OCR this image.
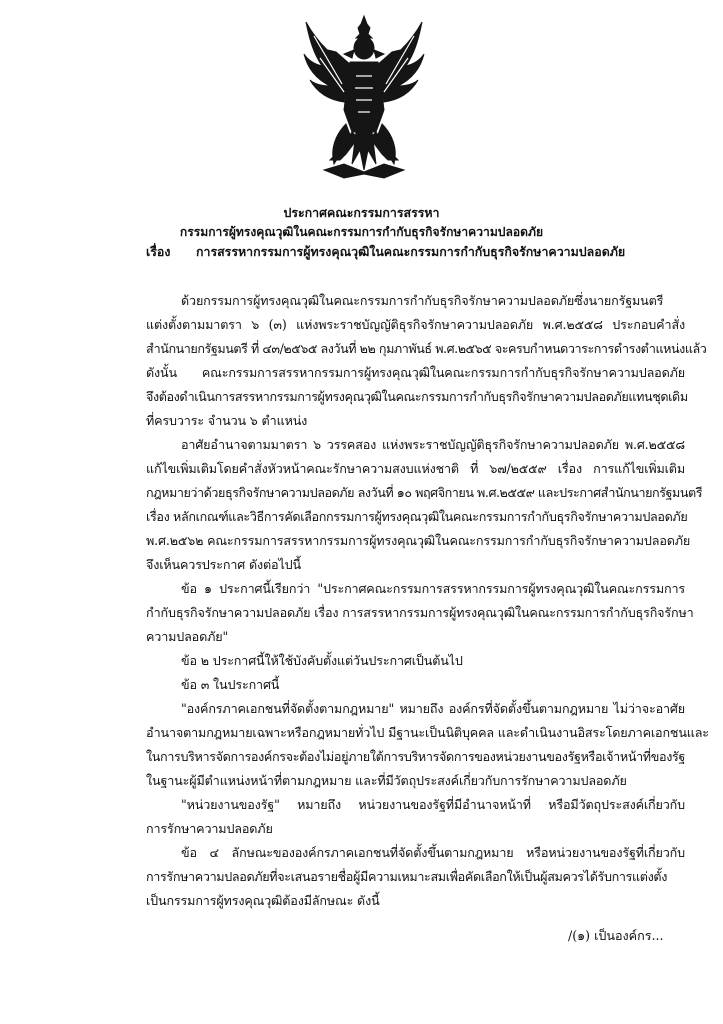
ประกาศคณะกรรมการสรรหา
กรรมการผู้ทรงคุณวุฒิในคณะกรรมการกำกับธุรกิจรักษาความปลอดภัย
เรื่อง การสรรหากรรมการผู้ทรงคุณวุฒิในคณะกรรมการกำกับธุรกิจรักษาความปลอดภัย
ด้วยกรรมการผู้ทรงคุณวุฒิในคณะกรรมการกำกับธุรกิจรักษาความปลอดภัยซึ่งนายกรัฐมนตรี
แต่งตั้งตามมาตรา ๖ (๓) แห่งพระราชบัญญัติธุรกิจรักษาความปลอดภัย พ.ศ.๒๕๕๘ ประกอบคำสั่ง
สำนักนายกรัฐมนตรี ที่ ๔๓/๒๕๖๕ ลงวันที่ ๒๒ กุมภาพันธ์ พ.ศ.๒๕๖๕ จะครบกำหนดวาระการดำรงตำแหน่งแล้ว
ดังนั้น คณะกรรมการสรรหากรรมการผู้ทรงคุณวุฒิในคณะกรรมการกำกับธุรกิจรักษาความปลอดภัย
จึงต้องดำเนินการสรรหากรรมการผู้ทรงคุณวุฒิในคณะกรรมการกำกับธุรกิจรักษาความปลอดภัยแทนชุดเดิม
ที่ครบวาระ จำนวน ๖ ตำแหน่ง
อาศัยอำนาจตามมาตรา ๖ วรรคสอง แห่งพระราชบัญญัติธุรกิจรักษาความปลอดภัย พ.ศ.๒๕๕๘
แก้ไขเพิ่มเติมโดยคำสั่งหัวหน้าคณะรักษาความสงบแห่งชาติ ที่ ๖๗/๒๕๕๙ เรื่อง การแก้ไขเพิ่มเติม
กฎหมายว่าด้วยธุรกิจรักษาความปลอดภัย ลงวันที่ ๑๐ พฤศจิกายน พ.ศ.๒๕๕๙ และประกาศสำนักนายกรัฐมนตรี
เรื่อง หลักเกณฑ์และวิธีการคัดเลือกกรรมการผู้ทรงคุณวุฒิในคณะกรรมการกำกับธุรกิจรักษาความปลอดภัย
พ.ศ.๒๕๖๒ คณะกรรมการสรรหากรรมการผู้ทรงคุณวุฒิในคณะกรรมการกำกับธุรกิจรักษาความปลอดภัย
จึงเห็นควรประกาศ ดังต่อไปนี้
ข้อ ๑ ประกาศนี้เรียกว่า "ประกาศคณะกรรมการสรรหากรรมการผู้ทรงคุณวุฒิในคณะกรรมการ
กำกับธุรกิจรักษาความปลอดภัย เรื่อง การสรรหากรรมการผู้ทรงคุณวุฒิในคณะกรรมการกำกับธุรกิจรักษา
ความปลอดภัย"
ข้อ ๒ ประกาศนี้ให้ใช้บังคับตั้งแต่วันประกาศเป็นต้นไป
ข้อ ๓ ในประกาศนี้
"องค์กรภาคเอกชนที่จัดตั้งตามกฎหมาย" หมายถึง องค์กรที่จัดตั้งขึ้นตามกฎหมาย ไม่ว่าจะอาศัย
อำนาจตามกฎหมายเฉพาะหรือกฎหมายทั่วไป มีฐานะเป็นนิติบุคคล และดำเนินงานอิสระโดยภาคเอกชนและ
ในการบริหารจัดการองค์กรจะต้องไม่อยู่ภายใต้การบริหารจัดการของหน่วยงานของรัฐหรือเจ้าหน้าที่ของรัฐ
ในฐานะผู้มีตำแหน่งหน้าที่ตามกฎหมาย และที่มีวัตถุประสงค์เกี่ยวกับการรักษาความปลอดภัย
"หน่วยงานของรัฐ" หมายถึง หน่วยงานของรัฐที่มีอำนาจหน้าที่ หรือมีวัตถุประสงค์เกี่ยวกับ
การรักษาความปลอดภัย
ข้อ ๔ ลักษณะขององค์กรภาคเอกชนที่จัดตั้งขึ้นตามกฎหมาย หรือหน่วยงานของรัฐที่เกี่ยวกับ
การรักษาความปลอดภัยที่จะเสนอรายชื่อผู้มีความเหมาะสมเพื่อคัดเลือกให้เป็นผู้สมควรได้รับการแต่งตั้ง
เป็นกรรมการผู้ทรงคุณวุฒิต้องมีลักษณะ ดังนี้
/(๑) เป็นองค์กร...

■ **Instructions for the task**: Every line of the material is to be quoted exactly, with no pictures carried over.

■ **Solution to the problem**:
OCR this image.
ประกาศคณะกรรมการสรรหา
กรรมการผู้ทรงคุณวุฒิในคณะกรรมการกำกับธุรกิจรักษาความปลอดภัย
เรื่อง การสรรหากรรมการผู้ทรงคุณวุฒิในคณะกรรมการกำกับธุรกิจรักษาความปลอดภัย
ด้วยกรรมการผู้ทรงคุณวุฒิในคณะกรรมการกำกับธุรกิจรักษาความปลอดภัยซึ่งนายกรัฐมนตรี
แต่งตั้งตามมาตรา ๖ (๓) แห่งพระราชบัญญัติธุรกิจรักษาความปลอดภัย พ.ศ.๒๕๕๘ ประกอบคำสั่ง
สำนักนายกรัฐมนตรี ที่ ๔๓/๒๕๖๕ ลงวันที่ ๒๒ กุมภาพันธ์ พ.ศ.๒๕๖๕ จะครบกำหนดวาระการดำรงตำแหน่งแล้ว
ดังนั้น คณะกรรมการสรรหากรรมการผู้ทรงคุณวุฒิในคณะกรรมการกำกับธุรกิจรักษาความปลอดภัย
จึงต้องดำเนินการสรรหากรรมการผู้ทรงคุณวุฒิในคณะกรรมการกำกับธุรกิจรักษาความปลอดภัยแทนชุดเดิม
ที่ครบวาระ จำนวน ๖ ตำแหน่ง
อาศัยอำนาจตามมาตรา ๖ วรรคสอง แห่งพระราชบัญญัติธุรกิจรักษาความปลอดภัย พ.ศ.๒๕๕๘
แก้ไขเพิ่มเติมโดยคำสั่งหัวหน้าคณะรักษาความสงบแห่งชาติ ที่ ๖๗/๒๕๕๙ เรื่อง การแก้ไขเพิ่มเติม
กฎหมายว่าด้วยธุรกิจรักษาความปลอดภัย ลงวันที่ ๑๐ พฤศจิกายน พ.ศ.๒๕๕๙ และประกาศสำนักนายกรัฐมนตรี
เรื่อง หลักเกณฑ์และวิธีการคัดเลือกกรรมการผู้ทรงคุณวุฒิในคณะกรรมการกำกับธุรกิจรักษาความปลอดภัย
พ.ศ.๒๕๖๒ คณะกรรมการสรรหากรรมการผู้ทรงคุณวุฒิในคณะกรรมการกำกับธุรกิจรักษาความปลอดภัย
จึงเห็นควรประกาศ ดังต่อไปนี้
ข้อ ๑ ประกาศนี้เรียกว่า "ประกาศคณะกรรมการสรรหากรรมการผู้ทรงคุณวุฒิในคณะกรรมการ
กำกับธุรกิจรักษาความปลอดภัย เรื่อง การสรรหากรรมการผู้ทรงคุณวุฒิในคณะกรรมการกำกับธุรกิจรักษา
ความปลอดภัย"
ข้อ ๒ ประกาศนี้ให้ใช้บังคับตั้งแต่วันประกาศเป็นต้นไป
ข้อ ๓ ในประกาศนี้
"องค์กรภาคเอกชนที่จัดตั้งตามกฎหมาย" หมายถึง องค์กรที่จัดตั้งขึ้นตามกฎหมาย ไม่ว่าจะอาศัย
อำนาจตามกฎหมายเฉพาะหรือกฎหมายทั่วไป มีฐานะเป็นนิติบุคคล และดำเนินงานอิสระโดยภาคเอกชนและ
ในการบริหารจัดการองค์กรจะต้องไม่อยู่ภายใต้การบริหารจัดการของหน่วยงานของรัฐหรือเจ้าหน้าที่ของรัฐ
ในฐานะผู้มีตำแหน่งหน้าที่ตามกฎหมาย และที่มีวัตถุประสงค์เกี่ยวกับการรักษาความปลอดภัย
"หน่วยงานของรัฐ" หมายถึง หน่วยงานของรัฐที่มีอำนาจหน้าที่ หรือมีวัตถุประสงค์เกี่ยวกับ
การรักษาความปลอดภัย
ข้อ ๔ ลักษณะขององค์กรภาคเอกชนที่จัดตั้งขึ้นตามกฎหมาย หรือหน่วยงานของรัฐที่เกี่ยวกับ
การรักษาความปลอดภัยที่จะเสนอรายชื่อผู้มีความเหมาะสมเพื่อคัดเลือกให้เป็นผู้สมควรได้รับการแต่งตั้ง
เป็นกรรมการผู้ทรงคุณวุฒิต้องมีลักษณะ ดังนี้
/(๑) เป็นองค์กร...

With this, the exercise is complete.